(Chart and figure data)

═══

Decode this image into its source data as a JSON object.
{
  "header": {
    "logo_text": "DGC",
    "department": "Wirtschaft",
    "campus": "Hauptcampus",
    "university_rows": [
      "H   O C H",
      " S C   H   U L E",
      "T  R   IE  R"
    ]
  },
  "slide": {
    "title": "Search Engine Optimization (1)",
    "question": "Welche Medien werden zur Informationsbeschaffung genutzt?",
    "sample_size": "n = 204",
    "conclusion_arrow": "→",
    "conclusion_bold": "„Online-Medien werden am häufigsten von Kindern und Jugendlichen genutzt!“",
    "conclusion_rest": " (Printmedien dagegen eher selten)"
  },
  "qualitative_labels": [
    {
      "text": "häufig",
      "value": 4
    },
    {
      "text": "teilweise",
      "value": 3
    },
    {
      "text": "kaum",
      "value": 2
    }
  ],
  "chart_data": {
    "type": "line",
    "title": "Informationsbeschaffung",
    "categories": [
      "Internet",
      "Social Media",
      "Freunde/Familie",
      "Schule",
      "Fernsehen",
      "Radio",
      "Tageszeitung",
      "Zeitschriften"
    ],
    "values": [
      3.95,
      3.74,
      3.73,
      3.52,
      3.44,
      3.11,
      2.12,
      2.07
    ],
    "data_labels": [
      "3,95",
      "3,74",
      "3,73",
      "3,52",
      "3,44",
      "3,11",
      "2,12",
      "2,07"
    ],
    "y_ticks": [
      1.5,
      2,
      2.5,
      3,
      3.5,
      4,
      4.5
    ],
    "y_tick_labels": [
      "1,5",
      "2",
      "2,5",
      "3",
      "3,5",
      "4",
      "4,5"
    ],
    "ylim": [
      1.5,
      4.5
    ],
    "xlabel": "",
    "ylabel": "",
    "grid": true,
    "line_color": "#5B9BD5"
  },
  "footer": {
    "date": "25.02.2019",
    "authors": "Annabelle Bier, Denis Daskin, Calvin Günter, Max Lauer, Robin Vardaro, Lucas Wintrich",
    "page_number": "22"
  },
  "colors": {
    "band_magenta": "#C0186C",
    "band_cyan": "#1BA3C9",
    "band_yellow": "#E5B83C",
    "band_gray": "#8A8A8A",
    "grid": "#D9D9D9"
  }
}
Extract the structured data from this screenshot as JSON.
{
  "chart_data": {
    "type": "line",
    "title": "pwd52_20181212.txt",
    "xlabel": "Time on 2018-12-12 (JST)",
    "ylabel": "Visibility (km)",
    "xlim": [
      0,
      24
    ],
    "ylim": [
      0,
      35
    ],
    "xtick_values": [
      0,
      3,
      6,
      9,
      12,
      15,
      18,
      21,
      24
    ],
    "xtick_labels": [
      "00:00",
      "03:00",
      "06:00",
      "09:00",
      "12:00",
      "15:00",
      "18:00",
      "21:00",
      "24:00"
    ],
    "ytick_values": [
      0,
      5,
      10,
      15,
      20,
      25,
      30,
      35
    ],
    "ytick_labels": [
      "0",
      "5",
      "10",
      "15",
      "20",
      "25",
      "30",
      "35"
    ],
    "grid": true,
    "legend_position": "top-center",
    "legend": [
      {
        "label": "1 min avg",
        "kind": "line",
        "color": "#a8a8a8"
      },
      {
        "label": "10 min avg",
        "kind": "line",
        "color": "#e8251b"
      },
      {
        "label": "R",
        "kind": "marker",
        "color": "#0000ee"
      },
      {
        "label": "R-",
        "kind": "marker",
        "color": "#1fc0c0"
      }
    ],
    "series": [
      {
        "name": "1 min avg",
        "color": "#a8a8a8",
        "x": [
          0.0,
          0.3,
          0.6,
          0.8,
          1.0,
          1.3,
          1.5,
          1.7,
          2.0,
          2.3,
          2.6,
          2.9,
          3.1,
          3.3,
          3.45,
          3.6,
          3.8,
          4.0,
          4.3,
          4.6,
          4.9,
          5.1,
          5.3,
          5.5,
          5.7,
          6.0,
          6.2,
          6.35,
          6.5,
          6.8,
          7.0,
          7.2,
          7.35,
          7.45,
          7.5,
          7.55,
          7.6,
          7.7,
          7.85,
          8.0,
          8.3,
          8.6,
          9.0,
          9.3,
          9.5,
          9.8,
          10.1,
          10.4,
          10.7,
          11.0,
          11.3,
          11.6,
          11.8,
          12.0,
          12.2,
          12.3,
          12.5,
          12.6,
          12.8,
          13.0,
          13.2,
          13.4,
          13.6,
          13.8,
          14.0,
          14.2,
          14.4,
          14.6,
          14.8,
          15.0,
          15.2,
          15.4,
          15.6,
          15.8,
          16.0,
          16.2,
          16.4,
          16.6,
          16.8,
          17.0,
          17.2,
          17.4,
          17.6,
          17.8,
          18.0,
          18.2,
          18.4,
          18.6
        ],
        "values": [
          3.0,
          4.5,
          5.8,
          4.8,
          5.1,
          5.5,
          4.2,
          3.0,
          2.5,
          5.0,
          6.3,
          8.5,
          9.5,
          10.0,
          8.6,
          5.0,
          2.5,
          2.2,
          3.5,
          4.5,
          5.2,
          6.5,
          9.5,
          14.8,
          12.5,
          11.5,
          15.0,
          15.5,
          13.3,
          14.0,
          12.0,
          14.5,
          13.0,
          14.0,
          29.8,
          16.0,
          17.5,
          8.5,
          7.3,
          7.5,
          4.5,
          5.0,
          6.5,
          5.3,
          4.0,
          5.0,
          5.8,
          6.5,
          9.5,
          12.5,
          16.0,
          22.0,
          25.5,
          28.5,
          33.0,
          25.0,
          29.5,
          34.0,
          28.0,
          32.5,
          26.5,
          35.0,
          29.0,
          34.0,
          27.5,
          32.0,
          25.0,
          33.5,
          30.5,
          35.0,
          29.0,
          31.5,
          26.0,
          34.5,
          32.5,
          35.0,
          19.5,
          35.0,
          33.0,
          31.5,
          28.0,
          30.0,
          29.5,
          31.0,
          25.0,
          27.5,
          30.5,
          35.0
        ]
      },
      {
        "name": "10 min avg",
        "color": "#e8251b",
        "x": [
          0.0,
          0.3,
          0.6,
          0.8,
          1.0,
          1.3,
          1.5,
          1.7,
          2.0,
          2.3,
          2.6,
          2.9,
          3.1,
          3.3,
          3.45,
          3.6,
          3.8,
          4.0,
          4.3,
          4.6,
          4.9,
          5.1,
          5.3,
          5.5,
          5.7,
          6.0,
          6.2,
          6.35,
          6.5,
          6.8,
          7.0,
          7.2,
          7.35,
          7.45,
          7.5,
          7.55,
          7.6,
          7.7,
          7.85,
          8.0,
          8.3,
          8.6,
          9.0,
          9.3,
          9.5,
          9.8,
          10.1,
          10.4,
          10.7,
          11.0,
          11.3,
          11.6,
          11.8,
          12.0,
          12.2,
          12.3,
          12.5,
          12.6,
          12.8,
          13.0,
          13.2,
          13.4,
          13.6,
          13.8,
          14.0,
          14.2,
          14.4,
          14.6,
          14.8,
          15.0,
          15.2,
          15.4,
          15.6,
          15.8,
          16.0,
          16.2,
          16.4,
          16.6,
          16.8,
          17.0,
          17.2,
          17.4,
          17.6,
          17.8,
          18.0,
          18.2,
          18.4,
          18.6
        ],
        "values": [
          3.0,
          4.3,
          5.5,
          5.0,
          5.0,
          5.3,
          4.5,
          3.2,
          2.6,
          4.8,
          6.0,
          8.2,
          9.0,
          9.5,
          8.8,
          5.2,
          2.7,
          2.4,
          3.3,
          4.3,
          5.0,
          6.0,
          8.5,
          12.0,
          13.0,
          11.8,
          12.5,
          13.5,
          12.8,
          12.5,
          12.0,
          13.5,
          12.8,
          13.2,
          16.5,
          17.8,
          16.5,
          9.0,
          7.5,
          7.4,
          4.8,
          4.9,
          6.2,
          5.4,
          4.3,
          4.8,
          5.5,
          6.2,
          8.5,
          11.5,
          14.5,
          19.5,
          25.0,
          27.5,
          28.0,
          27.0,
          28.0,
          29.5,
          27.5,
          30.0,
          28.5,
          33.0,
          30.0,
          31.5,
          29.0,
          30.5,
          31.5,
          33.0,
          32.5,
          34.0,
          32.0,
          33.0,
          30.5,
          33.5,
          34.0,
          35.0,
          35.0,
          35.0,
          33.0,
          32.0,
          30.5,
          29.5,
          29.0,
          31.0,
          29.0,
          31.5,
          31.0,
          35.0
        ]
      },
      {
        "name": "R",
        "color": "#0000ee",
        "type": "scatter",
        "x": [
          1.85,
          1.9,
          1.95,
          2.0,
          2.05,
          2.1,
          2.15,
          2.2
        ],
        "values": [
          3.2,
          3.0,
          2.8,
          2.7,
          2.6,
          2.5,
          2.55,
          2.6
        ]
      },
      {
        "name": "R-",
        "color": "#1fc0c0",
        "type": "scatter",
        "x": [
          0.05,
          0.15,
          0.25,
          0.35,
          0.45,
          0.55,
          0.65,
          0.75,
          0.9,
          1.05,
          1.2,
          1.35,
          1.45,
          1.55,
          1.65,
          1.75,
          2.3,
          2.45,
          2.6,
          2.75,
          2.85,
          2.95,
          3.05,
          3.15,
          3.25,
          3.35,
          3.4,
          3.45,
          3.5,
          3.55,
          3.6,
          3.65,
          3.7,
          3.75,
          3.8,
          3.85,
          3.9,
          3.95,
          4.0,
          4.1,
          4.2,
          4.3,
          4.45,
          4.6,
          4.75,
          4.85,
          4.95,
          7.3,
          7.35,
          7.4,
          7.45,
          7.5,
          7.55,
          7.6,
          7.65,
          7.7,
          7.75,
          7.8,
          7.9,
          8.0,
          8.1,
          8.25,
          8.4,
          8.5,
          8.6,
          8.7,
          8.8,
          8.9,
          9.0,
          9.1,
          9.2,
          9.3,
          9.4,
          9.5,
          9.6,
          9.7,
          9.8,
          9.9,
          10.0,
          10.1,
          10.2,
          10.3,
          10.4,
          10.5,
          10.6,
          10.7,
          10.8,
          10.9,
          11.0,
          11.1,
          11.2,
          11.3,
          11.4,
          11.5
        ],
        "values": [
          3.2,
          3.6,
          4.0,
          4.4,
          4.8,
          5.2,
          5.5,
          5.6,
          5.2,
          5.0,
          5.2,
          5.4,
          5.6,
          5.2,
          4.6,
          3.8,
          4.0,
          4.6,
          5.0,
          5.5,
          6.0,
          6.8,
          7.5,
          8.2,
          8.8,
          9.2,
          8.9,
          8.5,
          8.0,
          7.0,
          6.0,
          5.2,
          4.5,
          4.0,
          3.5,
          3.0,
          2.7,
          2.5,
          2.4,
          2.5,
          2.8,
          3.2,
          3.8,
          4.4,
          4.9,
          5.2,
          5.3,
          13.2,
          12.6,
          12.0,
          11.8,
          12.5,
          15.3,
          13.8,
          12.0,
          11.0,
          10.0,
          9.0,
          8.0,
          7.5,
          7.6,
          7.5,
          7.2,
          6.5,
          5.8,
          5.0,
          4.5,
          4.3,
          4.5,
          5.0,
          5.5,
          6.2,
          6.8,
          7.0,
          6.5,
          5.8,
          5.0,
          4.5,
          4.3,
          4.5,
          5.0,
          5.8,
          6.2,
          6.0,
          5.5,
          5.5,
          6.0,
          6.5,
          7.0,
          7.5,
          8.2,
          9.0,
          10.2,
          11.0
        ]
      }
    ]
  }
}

═══

What you need to do.
In the records above, find each line holding "JSON" and copy it.

Full response.
Decode this image into its source data as a JSON object.
Extract the structured data from this screenshot as JSON.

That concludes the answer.